## Available data

-- begin --

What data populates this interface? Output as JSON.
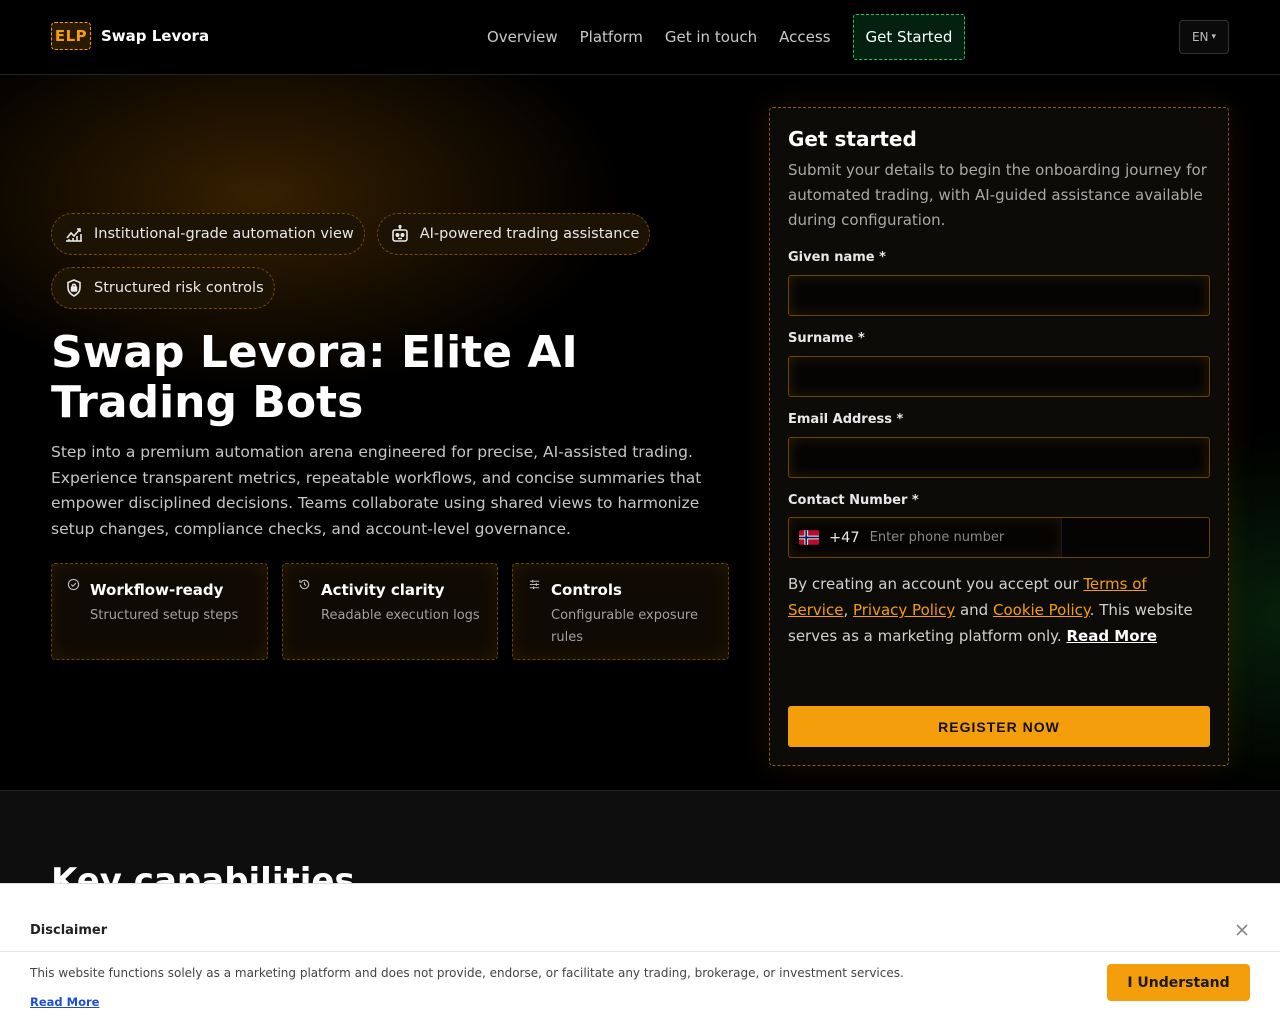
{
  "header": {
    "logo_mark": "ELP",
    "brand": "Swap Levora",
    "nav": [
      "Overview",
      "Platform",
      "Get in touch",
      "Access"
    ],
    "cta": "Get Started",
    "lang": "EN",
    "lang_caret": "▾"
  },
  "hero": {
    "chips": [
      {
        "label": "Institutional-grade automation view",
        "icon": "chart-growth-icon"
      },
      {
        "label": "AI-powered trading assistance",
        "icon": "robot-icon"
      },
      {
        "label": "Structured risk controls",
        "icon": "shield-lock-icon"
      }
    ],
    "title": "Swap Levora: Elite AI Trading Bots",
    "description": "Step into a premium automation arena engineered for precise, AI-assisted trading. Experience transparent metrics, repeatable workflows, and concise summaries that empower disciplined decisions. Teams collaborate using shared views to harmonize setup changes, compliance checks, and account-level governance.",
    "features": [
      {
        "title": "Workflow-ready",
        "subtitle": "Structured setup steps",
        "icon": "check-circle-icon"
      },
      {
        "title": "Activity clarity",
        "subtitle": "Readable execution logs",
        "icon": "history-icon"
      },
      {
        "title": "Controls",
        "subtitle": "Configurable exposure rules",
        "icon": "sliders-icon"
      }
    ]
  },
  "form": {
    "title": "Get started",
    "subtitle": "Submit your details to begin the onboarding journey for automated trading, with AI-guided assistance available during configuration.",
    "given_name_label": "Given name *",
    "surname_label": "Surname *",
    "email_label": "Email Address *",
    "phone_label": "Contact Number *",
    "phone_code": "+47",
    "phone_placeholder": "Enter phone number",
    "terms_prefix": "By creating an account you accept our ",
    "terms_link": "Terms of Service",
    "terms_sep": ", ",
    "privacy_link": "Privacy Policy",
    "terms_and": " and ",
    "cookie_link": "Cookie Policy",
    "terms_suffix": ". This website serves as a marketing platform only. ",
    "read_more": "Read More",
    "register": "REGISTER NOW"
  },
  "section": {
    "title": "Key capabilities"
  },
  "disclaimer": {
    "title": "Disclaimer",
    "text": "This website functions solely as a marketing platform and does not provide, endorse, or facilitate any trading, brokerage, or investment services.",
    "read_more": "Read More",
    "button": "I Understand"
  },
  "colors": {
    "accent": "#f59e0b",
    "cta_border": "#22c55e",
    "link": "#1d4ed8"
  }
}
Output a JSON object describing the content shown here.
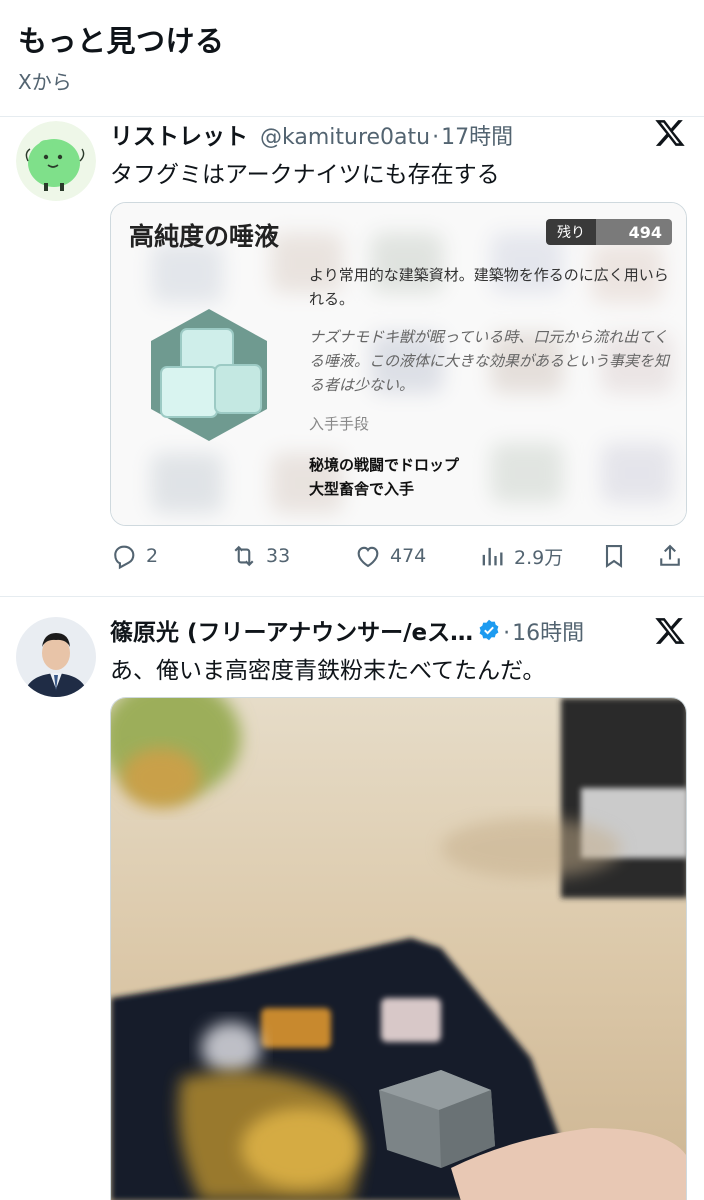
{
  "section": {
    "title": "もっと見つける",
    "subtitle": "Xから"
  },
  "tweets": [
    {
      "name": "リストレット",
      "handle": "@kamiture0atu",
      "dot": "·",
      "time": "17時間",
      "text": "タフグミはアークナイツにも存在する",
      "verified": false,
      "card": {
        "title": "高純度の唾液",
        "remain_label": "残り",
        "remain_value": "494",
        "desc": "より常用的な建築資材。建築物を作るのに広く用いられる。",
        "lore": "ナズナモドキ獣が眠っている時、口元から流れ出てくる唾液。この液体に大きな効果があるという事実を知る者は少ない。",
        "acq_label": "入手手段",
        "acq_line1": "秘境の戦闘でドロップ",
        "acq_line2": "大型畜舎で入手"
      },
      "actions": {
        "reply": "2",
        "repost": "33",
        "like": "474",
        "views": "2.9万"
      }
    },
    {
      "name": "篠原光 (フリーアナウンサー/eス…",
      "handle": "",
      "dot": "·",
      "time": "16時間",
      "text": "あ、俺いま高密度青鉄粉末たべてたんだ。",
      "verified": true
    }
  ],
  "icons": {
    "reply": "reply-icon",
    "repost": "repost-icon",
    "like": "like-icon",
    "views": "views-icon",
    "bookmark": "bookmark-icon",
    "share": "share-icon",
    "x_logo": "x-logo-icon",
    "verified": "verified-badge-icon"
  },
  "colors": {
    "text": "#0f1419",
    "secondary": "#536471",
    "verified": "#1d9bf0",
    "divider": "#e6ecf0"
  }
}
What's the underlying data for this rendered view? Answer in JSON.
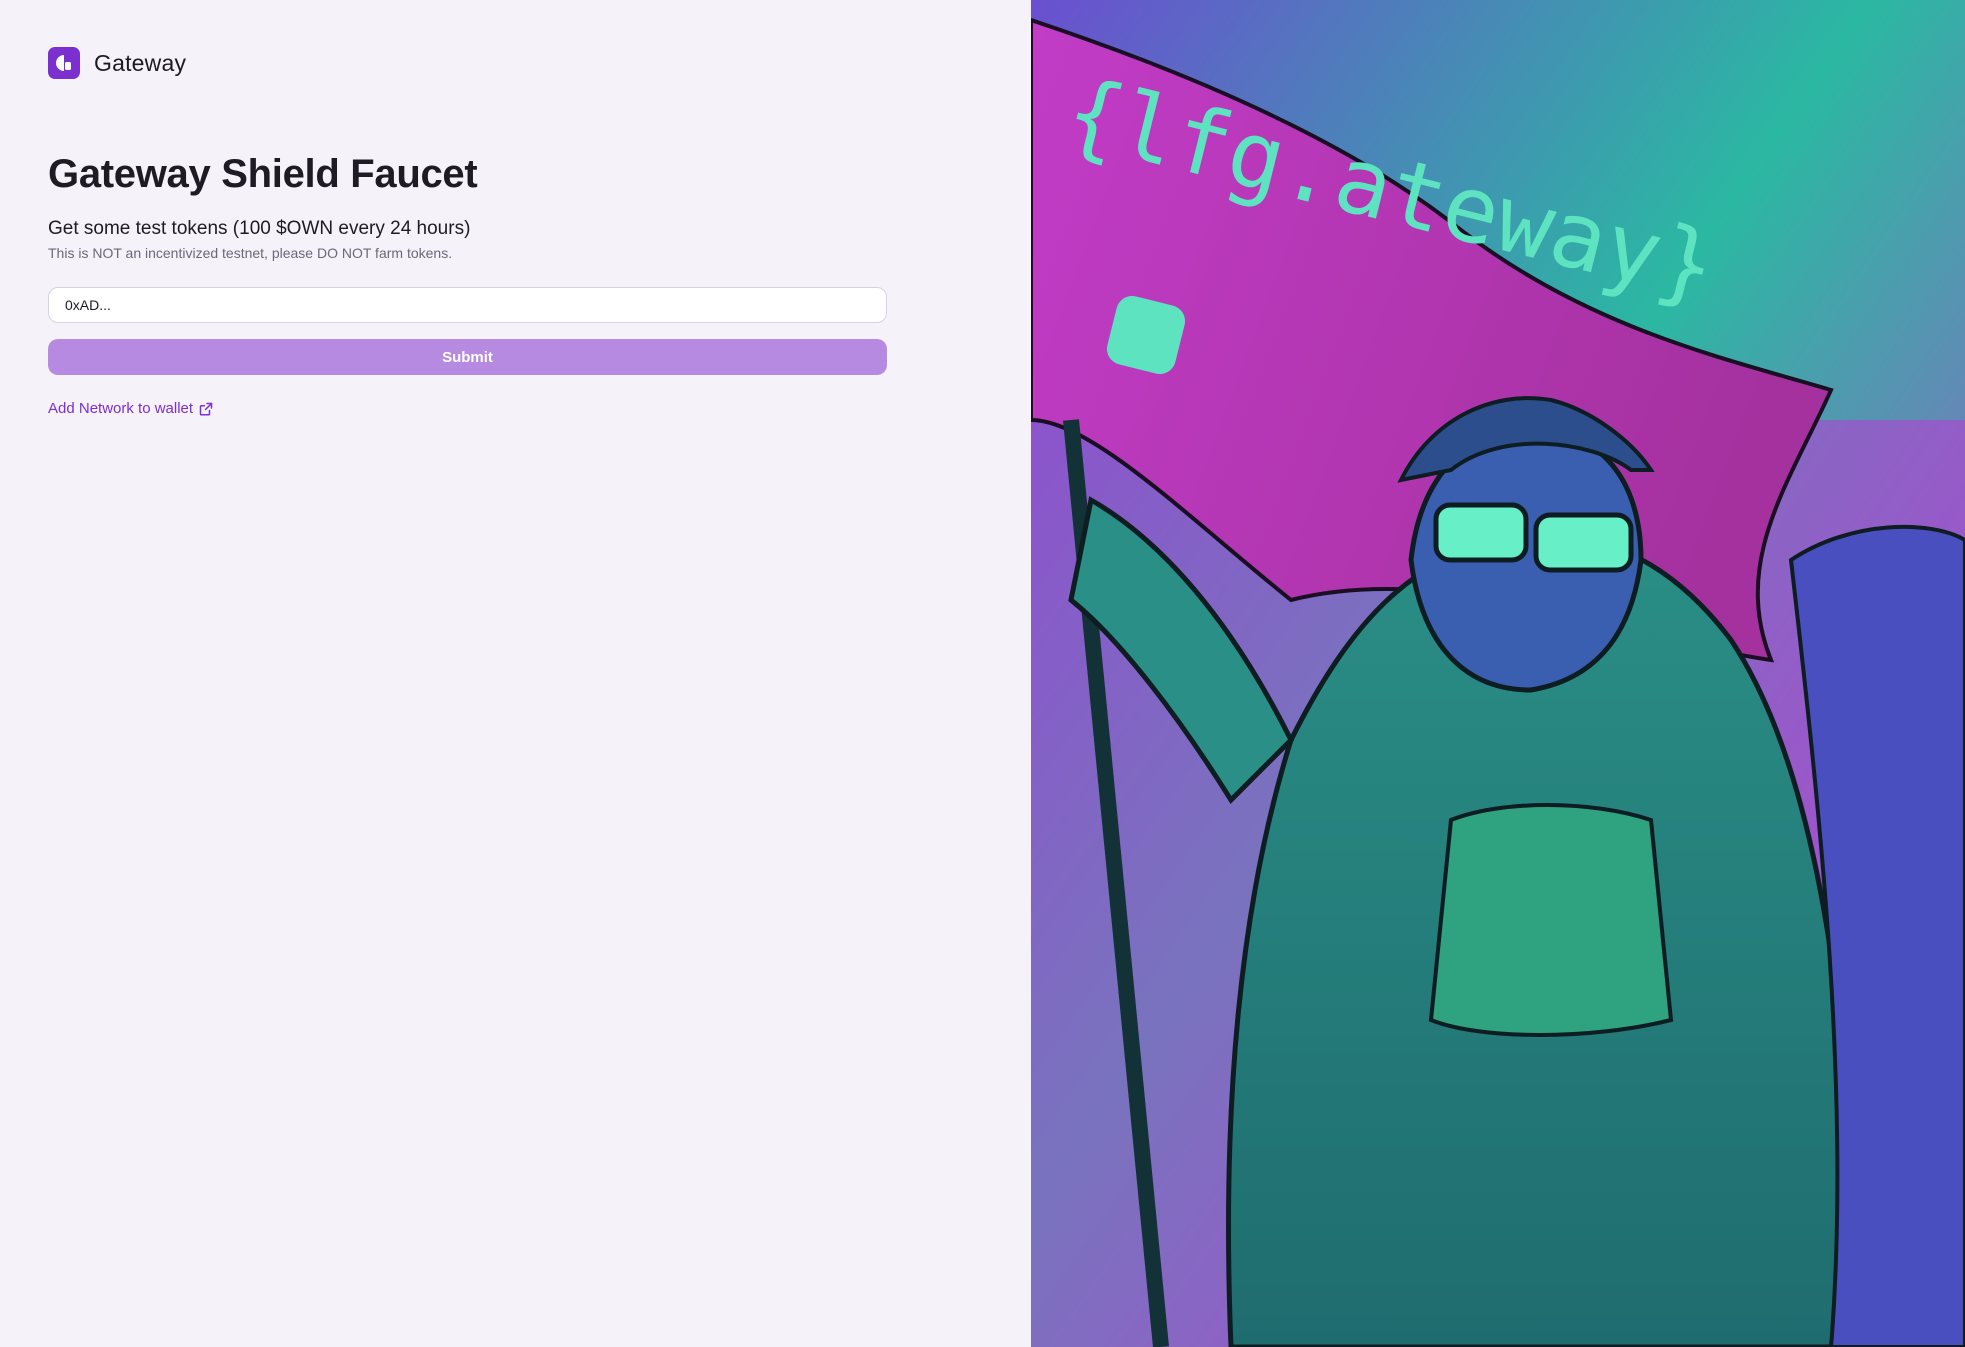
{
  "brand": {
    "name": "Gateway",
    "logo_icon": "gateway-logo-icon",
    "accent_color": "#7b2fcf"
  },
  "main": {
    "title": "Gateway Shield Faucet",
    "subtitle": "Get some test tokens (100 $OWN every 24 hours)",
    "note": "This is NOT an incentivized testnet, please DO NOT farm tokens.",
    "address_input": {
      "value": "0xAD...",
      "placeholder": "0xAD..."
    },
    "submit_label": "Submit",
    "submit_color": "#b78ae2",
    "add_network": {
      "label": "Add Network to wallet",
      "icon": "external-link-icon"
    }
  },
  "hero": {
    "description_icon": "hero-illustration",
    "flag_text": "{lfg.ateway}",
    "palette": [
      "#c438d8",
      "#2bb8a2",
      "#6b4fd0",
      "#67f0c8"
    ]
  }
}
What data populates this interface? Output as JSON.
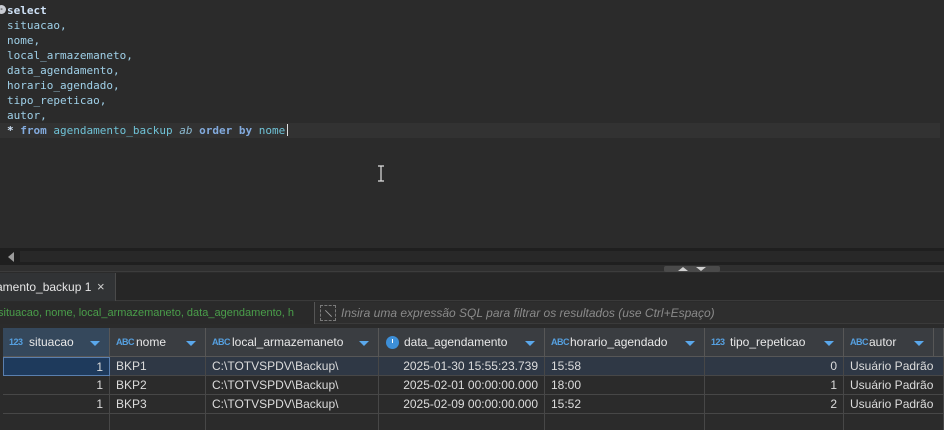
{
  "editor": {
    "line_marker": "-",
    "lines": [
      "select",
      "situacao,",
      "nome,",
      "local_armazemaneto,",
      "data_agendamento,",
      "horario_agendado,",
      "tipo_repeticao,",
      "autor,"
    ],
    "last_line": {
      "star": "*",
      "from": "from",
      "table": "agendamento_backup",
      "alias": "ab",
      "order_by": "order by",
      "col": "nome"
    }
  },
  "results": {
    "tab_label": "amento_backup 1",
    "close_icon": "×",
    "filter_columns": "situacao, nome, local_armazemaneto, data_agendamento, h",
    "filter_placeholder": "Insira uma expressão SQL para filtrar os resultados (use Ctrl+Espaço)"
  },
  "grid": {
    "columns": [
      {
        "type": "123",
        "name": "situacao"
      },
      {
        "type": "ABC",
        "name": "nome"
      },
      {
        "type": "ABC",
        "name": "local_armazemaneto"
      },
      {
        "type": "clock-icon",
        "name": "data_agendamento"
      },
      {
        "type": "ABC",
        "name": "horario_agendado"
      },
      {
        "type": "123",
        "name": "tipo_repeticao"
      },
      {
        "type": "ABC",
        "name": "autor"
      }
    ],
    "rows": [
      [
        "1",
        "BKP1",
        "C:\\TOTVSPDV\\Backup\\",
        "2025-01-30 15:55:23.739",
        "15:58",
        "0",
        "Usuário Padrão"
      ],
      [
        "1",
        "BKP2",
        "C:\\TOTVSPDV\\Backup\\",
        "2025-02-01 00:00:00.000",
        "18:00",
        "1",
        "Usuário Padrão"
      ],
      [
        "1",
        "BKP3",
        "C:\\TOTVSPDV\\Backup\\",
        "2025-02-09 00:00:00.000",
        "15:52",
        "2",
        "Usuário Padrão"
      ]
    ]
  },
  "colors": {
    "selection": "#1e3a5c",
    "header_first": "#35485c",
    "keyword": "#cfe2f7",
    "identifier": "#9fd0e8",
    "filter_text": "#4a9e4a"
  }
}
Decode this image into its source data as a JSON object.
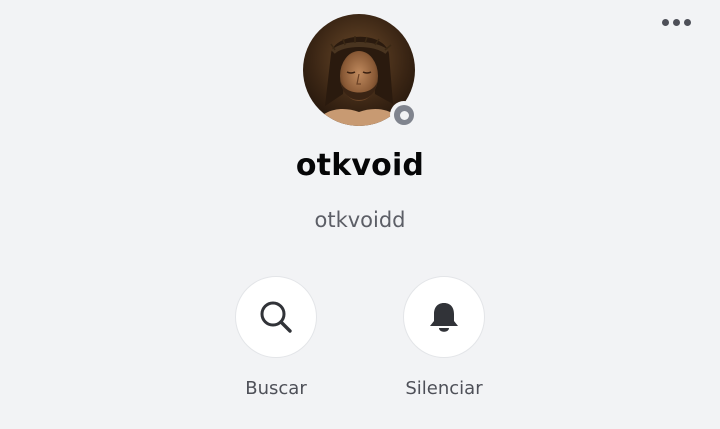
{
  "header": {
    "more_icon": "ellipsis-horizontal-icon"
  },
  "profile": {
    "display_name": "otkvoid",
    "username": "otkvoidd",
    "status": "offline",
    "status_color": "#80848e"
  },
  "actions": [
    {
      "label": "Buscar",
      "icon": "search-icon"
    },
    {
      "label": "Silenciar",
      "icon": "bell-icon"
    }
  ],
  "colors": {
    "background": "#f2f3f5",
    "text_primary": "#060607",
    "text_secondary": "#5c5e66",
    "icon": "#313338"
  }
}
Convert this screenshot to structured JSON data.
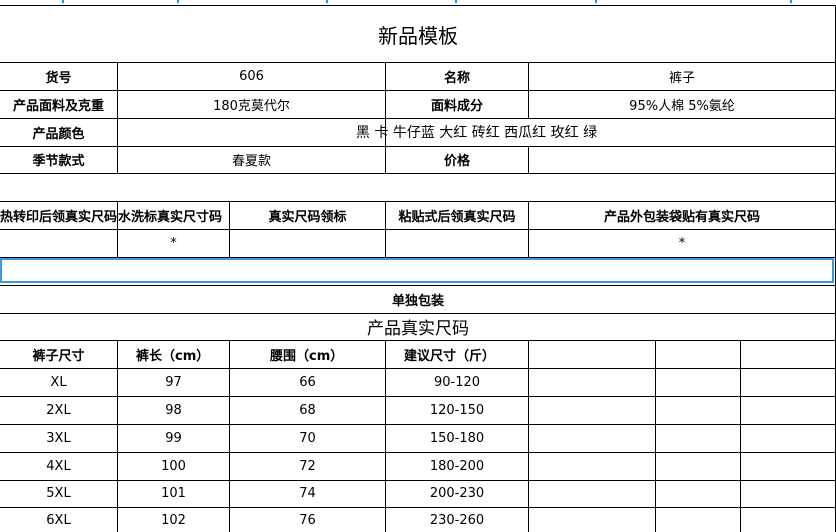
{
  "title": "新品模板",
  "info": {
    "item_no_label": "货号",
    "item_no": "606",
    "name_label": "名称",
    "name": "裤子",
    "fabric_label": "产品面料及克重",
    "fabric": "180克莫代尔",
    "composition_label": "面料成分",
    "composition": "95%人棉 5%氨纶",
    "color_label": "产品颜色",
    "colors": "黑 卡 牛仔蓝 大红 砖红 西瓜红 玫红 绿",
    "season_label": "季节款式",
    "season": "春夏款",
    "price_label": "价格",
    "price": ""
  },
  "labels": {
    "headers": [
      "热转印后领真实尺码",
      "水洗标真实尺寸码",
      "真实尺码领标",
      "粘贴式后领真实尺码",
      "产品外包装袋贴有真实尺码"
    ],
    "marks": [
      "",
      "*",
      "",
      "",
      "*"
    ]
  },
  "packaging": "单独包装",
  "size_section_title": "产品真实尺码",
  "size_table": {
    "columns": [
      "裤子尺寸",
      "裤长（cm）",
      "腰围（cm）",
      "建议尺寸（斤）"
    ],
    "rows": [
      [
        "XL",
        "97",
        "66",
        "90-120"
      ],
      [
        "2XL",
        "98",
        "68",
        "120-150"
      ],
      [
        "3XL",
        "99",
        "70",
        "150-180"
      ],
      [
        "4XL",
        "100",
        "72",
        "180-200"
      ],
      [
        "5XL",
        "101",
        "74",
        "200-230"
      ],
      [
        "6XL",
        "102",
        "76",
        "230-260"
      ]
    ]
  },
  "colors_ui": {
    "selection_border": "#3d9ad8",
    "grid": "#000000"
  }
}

-- end --

## Work required
Gather each line in the data that holds the string "verified".

## Reply
      "verified": false,
      "verified": true
    "verified": "verified-badge-icon"
    "verified": "#1d9bf0",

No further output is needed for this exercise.